EXERCISE: Please write out the material that follows, exactly as it stands.

EXTRACTED ENTRIES:
Start

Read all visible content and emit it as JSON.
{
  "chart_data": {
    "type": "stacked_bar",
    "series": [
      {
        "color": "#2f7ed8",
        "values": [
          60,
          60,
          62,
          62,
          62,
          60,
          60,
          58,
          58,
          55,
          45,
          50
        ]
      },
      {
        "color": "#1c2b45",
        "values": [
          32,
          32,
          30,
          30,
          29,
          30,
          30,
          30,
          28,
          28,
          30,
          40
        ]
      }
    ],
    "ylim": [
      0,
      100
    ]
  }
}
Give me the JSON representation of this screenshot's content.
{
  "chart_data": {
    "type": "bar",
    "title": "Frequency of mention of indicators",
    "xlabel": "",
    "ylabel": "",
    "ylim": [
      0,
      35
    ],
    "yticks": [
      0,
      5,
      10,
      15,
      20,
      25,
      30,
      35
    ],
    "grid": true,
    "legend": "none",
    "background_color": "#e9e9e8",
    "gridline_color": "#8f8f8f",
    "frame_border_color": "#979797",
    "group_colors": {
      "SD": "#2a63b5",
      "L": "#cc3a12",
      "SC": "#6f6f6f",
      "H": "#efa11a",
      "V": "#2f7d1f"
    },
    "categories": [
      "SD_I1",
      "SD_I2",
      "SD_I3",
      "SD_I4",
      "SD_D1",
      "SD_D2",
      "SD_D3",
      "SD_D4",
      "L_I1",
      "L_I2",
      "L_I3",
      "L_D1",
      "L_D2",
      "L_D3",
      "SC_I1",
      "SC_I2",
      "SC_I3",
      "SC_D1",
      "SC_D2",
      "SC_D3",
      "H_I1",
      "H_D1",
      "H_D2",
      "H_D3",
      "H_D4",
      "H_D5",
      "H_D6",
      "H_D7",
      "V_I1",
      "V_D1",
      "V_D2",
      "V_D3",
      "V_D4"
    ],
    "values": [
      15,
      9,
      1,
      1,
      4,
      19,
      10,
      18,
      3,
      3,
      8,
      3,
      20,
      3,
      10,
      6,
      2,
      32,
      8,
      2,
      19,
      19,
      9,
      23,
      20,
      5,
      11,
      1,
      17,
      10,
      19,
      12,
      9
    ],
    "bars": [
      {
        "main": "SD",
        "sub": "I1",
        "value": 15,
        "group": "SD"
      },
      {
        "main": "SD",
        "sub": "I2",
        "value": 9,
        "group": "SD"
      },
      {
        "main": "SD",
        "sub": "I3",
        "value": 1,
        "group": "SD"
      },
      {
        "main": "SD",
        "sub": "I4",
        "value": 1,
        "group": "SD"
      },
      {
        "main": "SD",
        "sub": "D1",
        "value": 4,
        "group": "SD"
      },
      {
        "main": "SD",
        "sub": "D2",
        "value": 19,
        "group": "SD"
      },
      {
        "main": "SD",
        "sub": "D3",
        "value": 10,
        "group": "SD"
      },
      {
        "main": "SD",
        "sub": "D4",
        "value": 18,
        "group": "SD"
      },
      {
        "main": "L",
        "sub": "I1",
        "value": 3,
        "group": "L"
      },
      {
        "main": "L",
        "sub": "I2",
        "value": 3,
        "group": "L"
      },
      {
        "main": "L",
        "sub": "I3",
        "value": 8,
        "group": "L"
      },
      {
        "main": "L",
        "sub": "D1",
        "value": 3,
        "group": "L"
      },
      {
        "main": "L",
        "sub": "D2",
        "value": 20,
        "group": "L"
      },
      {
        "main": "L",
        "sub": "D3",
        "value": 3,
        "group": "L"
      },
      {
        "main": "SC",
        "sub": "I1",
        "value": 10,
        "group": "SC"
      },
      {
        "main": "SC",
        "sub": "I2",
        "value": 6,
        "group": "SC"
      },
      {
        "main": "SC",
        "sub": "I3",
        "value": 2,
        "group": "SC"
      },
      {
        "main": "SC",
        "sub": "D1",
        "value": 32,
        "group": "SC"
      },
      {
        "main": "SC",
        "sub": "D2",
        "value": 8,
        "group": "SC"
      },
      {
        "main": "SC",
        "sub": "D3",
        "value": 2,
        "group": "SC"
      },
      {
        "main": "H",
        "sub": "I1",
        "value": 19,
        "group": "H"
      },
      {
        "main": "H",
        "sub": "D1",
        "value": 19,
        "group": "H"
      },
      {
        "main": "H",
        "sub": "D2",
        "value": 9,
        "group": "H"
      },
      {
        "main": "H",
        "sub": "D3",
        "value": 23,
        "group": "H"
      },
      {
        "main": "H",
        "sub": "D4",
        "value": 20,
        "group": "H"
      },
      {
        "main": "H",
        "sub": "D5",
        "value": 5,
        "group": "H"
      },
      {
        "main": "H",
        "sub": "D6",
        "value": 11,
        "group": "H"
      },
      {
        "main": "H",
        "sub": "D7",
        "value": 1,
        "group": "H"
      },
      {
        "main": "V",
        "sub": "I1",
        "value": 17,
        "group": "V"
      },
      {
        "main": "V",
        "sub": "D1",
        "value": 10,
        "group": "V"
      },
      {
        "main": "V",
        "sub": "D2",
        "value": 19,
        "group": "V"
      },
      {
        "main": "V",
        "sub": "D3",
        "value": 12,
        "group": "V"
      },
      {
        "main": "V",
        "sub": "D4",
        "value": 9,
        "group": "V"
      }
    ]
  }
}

End

COMPLETED TASK:
Read all visible content and emit it as JSON.
{
  "chart_data": {
    "type": "stacked_bar",
    "series": [
      {
        "color": "#2f7ed8",
        "values": [
          60,
          60,
          62,
          62,
          62,
          60,
          60,
          58,
          58,
          55,
          45,
          50
        ]
      },
      {
        "color": "#1c2b45",
        "values": [
          32,
          32,
          30,
          30,
          29,
          30,
          30,
          30,
          28,
          28,
          30,
          40
        ]
      }
    ],
    "ylim": [
      0,
      100
    ]
  }
}
Give me the JSON representation of this screenshot's content.
{
  "chart_data": {
    "type": "bar",
    "title": "Frequency of mention of indicators",
    "xlabel": "",
    "ylabel": "",
    "ylim": [
      0,
      35
    ],
    "yticks": [
      0,
      5,
      10,
      15,
      20,
      25,
      30,
      35
    ],
    "grid": true,
    "legend": "none",
    "background_color": "#e9e9e8",
    "gridline_color": "#8f8f8f",
    "frame_border_color": "#979797",
    "group_colors": {
      "SD": "#2a63b5",
      "L": "#cc3a12",
      "SC": "#6f6f6f",
      "H": "#efa11a",
      "V": "#2f7d1f"
    },
    "categories": [
      "SD_I1",
      "SD_I2",
      "SD_I3",
      "SD_I4",
      "SD_D1",
      "SD_D2",
      "SD_D3",
      "SD_D4",
      "L_I1",
      "L_I2",
      "L_I3",
      "L_D1",
      "L_D2",
      "L_D3",
      "SC_I1",
      "SC_I2",
      "SC_I3",
      "SC_D1",
      "SC_D2",
      "SC_D3",
      "H_I1",
      "H_D1",
      "H_D2",
      "H_D3",
      "H_D4",
      "H_D5",
      "H_D6",
      "H_D7",
      "V_I1",
      "V_D1",
      "V_D2",
      "V_D3",
      "V_D4"
    ],
    "values": [
      15,
      9,
      1,
      1,
      4,
      19,
      10,
      18,
      3,
      3,
      8,
      3,
      20,
      3,
      10,
      6,
      2,
      32,
      8,
      2,
      19,
      19,
      9,
      23,
      20,
      5,
      11,
      1,
      17,
      10,
      19,
      12,
      9
    ],
    "bars": [
      {
        "main": "SD",
        "sub": "I1",
        "value": 15,
        "group": "SD"
      },
      {
        "main": "SD",
        "sub": "I2",
        "value": 9,
        "group": "SD"
      },
      {
        "main": "SD",
        "sub": "I3",
        "value": 1,
        "group": "SD"
      },
      {
        "main": "SD",
        "sub": "I4",
        "value": 1,
        "group": "SD"
      },
      {
        "main": "SD",
        "sub": "D1",
        "value": 4,
        "group": "SD"
      },
      {
        "main": "SD",
        "sub": "D2",
        "value": 19,
        "group": "SD"
      },
      {
        "main": "SD",
        "sub": "D3",
        "value": 10,
        "group": "SD"
      },
      {
        "main": "SD",
        "sub": "D4",
        "value": 18,
        "group": "SD"
      },
      {
        "main": "L",
        "sub": "I1",
        "value": 3,
        "group": "L"
      },
      {
        "main": "L",
        "sub": "I2",
        "value": 3,
        "group": "L"
      },
      {
        "main": "L",
        "sub": "I3",
        "value": 8,
        "group": "L"
      },
      {
        "main": "L",
        "sub": "D1",
        "value": 3,
        "group": "L"
      },
      {
        "main": "L",
        "sub": "D2",
        "value": 20,
        "group": "L"
      },
      {
        "main": "L",
        "sub": "D3",
        "value": 3,
        "group": "L"
      },
      {
        "main": "SC",
        "sub": "I1",
        "value": 10,
        "group": "SC"
      },
      {
        "main": "SC",
        "sub": "I2",
        "value": 6,
        "group": "SC"
      },
      {
        "main": "SC",
        "sub": "I3",
        "value": 2,
        "group": "SC"
      },
      {
        "main": "SC",
        "sub": "D1",
        "value": 32,
        "group": "SC"
      },
      {
        "main": "SC",
        "sub": "D2",
        "value": 8,
        "group": "SC"
      },
      {
        "main": "SC",
        "sub": "D3",
        "value": 2,
        "group": "SC"
      },
      {
        "main": "H",
        "sub": "I1",
        "value": 19,
        "group": "H"
      },
      {
        "main": "H",
        "sub": "D1",
        "value": 19,
        "group": "H"
      },
      {
        "main": "H",
        "sub": "D2",
        "value": 9,
        "group": "H"
      },
      {
        "main": "H",
        "sub": "D3",
        "value": 23,
        "group": "H"
      },
      {
        "main": "H",
        "sub": "D4",
        "value": 20,
        "group": "H"
      },
      {
        "main": "H",
        "sub": "D5",
        "value": 5,
        "group": "H"
      },
      {
        "main": "H",
        "sub": "D6",
        "value": 11,
        "group": "H"
      },
      {
        "main": "H",
        "sub": "D7",
        "value": 1,
        "group": "H"
      },
      {
        "main": "V",
        "sub": "I1",
        "value": 17,
        "group": "V"
      },
      {
        "main": "V",
        "sub": "D1",
        "value": 10,
        "group": "V"
      },
      {
        "main": "V",
        "sub": "D2",
        "value": 19,
        "group": "V"
      },
      {
        "main": "V",
        "sub": "D3",
        "value": 12,
        "group": "V"
      },
      {
        "main": "V",
        "sub": "D4",
        "value": 9,
        "group": "V"
      }
    ]
  }
}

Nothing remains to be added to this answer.